"""
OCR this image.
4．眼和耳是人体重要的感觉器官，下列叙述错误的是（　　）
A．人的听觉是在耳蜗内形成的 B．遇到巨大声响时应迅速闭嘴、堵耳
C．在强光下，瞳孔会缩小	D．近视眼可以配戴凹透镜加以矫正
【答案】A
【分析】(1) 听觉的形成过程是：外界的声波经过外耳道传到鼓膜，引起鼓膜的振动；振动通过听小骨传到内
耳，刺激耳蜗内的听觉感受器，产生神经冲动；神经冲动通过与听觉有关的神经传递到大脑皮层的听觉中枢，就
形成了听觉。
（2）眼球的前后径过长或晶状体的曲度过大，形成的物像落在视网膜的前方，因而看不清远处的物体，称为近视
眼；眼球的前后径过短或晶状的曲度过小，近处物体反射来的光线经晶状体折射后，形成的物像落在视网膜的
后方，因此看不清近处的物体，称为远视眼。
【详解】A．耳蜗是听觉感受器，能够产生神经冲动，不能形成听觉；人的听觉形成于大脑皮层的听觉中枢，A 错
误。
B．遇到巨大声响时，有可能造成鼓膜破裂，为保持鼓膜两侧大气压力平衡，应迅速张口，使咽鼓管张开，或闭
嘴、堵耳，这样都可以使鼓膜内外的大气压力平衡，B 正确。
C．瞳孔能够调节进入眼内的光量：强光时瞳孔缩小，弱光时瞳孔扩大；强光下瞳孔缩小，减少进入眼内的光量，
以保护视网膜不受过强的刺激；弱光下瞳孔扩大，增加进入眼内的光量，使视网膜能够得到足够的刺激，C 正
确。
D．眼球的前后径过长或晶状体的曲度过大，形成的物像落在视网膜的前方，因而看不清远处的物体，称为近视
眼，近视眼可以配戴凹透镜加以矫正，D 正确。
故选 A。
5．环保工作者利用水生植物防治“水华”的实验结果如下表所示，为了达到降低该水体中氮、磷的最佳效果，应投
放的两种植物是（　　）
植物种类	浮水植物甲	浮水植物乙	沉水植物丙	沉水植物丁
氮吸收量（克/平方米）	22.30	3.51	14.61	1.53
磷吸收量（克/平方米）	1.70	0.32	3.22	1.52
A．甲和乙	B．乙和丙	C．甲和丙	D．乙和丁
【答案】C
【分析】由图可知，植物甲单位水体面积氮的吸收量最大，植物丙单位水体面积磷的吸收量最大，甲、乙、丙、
"""
THE EXERCISE -> Provide an exact reproduction of all the entries shown above.

SOLUTION BELOW ->
OCR this image.
4．眼和耳是人体重要的感觉器官，下列叙述错误的是（　　）
A．人的听觉是在耳蜗内形成的 B．遇到巨大声响时应迅速闭嘴、堵耳
C．在强光下，瞳孔会缩小	D．近视眼可以配戴凹透镜加以矫正
【答案】A
【分析】(1) 听觉的形成过程是：外界的声波经过外耳道传到鼓膜，引起鼓膜的振动；振动通过听小骨传到内
耳，刺激耳蜗内的听觉感受器，产生神经冲动；神经冲动通过与听觉有关的神经传递到大脑皮层的听觉中枢，就
形成了听觉。
（2）眼球的前后径过长或晶状体的曲度过大，形成的物像落在视网膜的前方，因而看不清远处的物体，称为近视
眼；眼球的前后径过短或晶状的曲度过小，近处物体反射来的光线经晶状体折射后，形成的物像落在视网膜的
后方，因此看不清近处的物体，称为远视眼。
【详解】A．耳蜗是听觉感受器，能够产生神经冲动，不能形成听觉；人的听觉形成于大脑皮层的听觉中枢，A 错
误。
B．遇到巨大声响时，有可能造成鼓膜破裂，为保持鼓膜两侧大气压力平衡，应迅速张口，使咽鼓管张开，或闭
嘴、堵耳，这样都可以使鼓膜内外的大气压力平衡，B 正确。
C．瞳孔能够调节进入眼内的光量：强光时瞳孔缩小，弱光时瞳孔扩大；强光下瞳孔缩小，减少进入眼内的光量，
以保护视网膜不受过强的刺激；弱光下瞳孔扩大，增加进入眼内的光量，使视网膜能够得到足够的刺激，C 正
确。
D．眼球的前后径过长或晶状体的曲度过大，形成的物像落在视网膜的前方，因而看不清远处的物体，称为近视
眼，近视眼可以配戴凹透镜加以矫正，D 正确。
故选 A。
5．环保工作者利用水生植物防治“水华”的实验结果如下表所示，为了达到降低该水体中氮、磷的最佳效果，应投
放的两种植物是（　　）
植物种类	浮水植物甲	浮水植物乙	沉水植物丙	沉水植物丁
氮吸收量（克/平方米）	22.30	3.51	14.61	1.53
磷吸收量（克/平方米）	1.70	0.32	3.22	1.52
A．甲和乙	B．乙和丙	C．甲和丙	D．乙和丁
【答案】C
【分析】由图可知，植物甲单位水体面积氮的吸收量最大，植物丙单位水体面积磷的吸收量最大，甲、乙、丙、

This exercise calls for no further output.